Below is a block of records. Copy every line in it that contains the word "bist".

+ + + + + + +

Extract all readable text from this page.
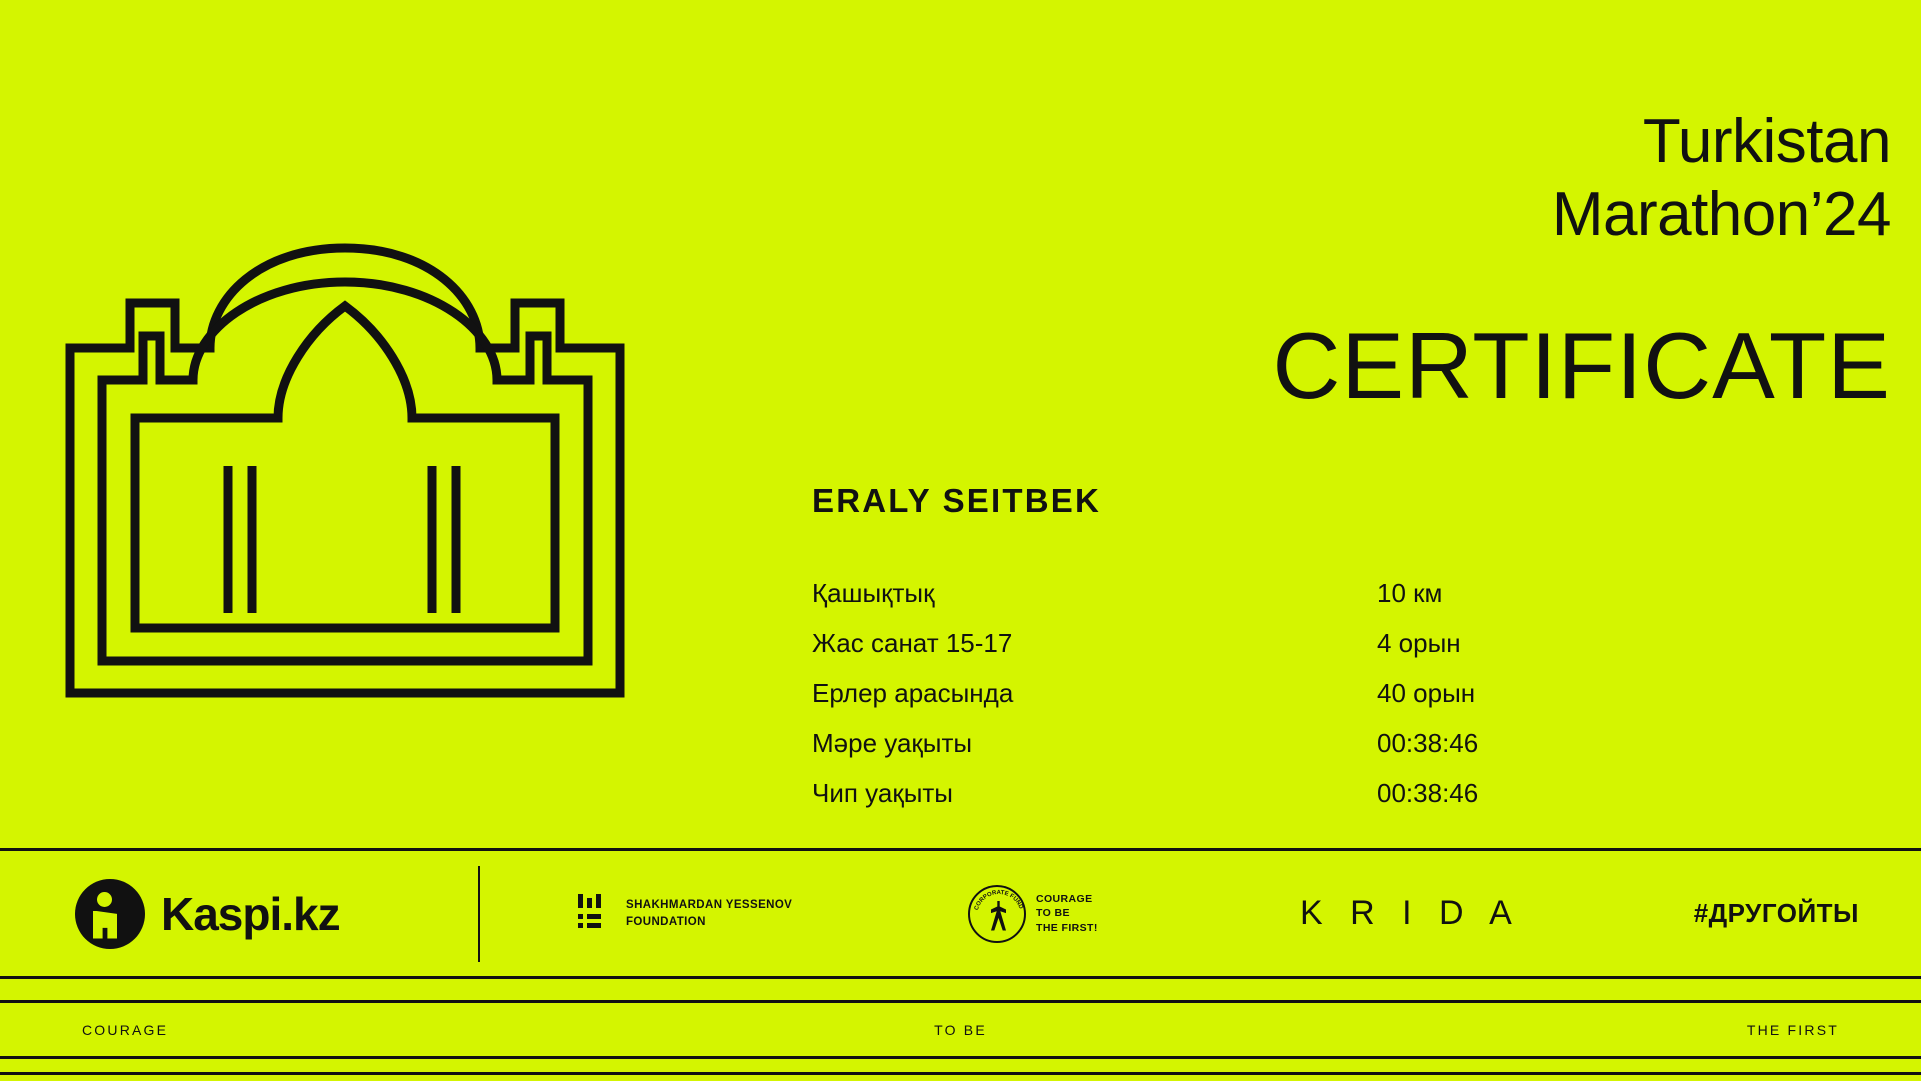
Turkistan
Marathon’24
CERTIFICATE
ERALY SEITBEK
Қашықтық	10 км
Жас санат 15-17	4 орын
Ерлер арасында	40 орын
Мәре уақыты	00:38:46
Чип уақыты	00:38:46
Kaspi.kz	SHAKHMARDAN YESSENOV
FOUNDATION
CORPORATE FUND
COURAGE
TO BE
THE FIRST!	K R I D A	#ДРУГОЙТЫ
COURAGE	TO BE	THE FIRST
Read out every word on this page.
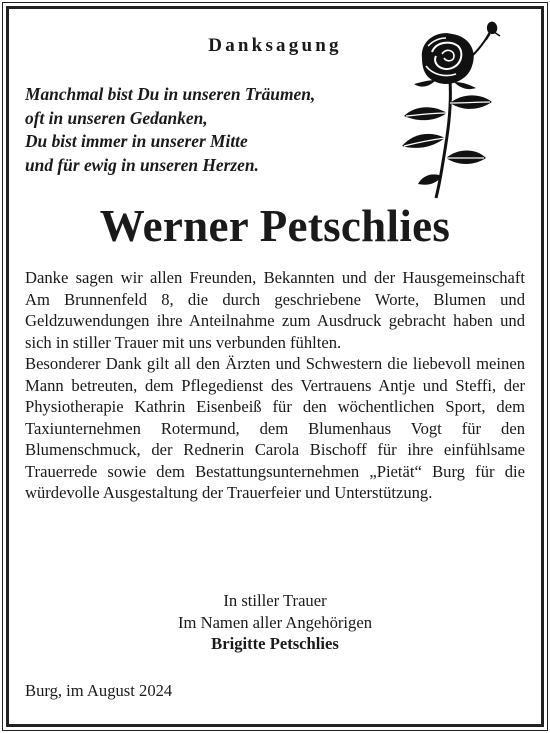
Danksagung
Manchmal bist Du in unseren Träumen,
oft in unseren Gedanken,
Du bist immer in unserer Mitte
und für ewig in unseren Herzen.
Werner Petschlies

Danke sagen wir allen Freunden, Bekannten und der Hausgemeinschaft Am Brunnenfeld 8, die durch geschriebene Worte, Blumen und Geldzuwendungen ihre Anteilnahme zum Ausdruck gebracht haben und sich in stiller Trauer mit uns verbunden fühlten.

Besonderer Dank gilt all den Ärzten und Schwestern die liebevoll meinen Mann betreuten, dem Pflegedienst des Vertrauens Antje und Steffi, der Physiotherapie Kathrin Eisenbeiß für den wöchentlichen Sport, dem Taxiunternehmen Rotermund, dem Blumenhaus Vogt für den Blumenschmuck, der Rednerin Carola Bischoff für ihre einfühlsame Trauerrede sowie dem Bestattungsunternehmen „Pietät“ Burg für die würdevolle Ausgestaltung der Trauerfeier und Unterstützung.

In stiller Trauer
Im Namen aller Angehörigen
Brigitte Petschlies
Burg, im August 2024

+ + + + + + +

▸ **Output below**:
Manchmal bist Du in unseren Träumen,
Du bist immer in unserer Mitte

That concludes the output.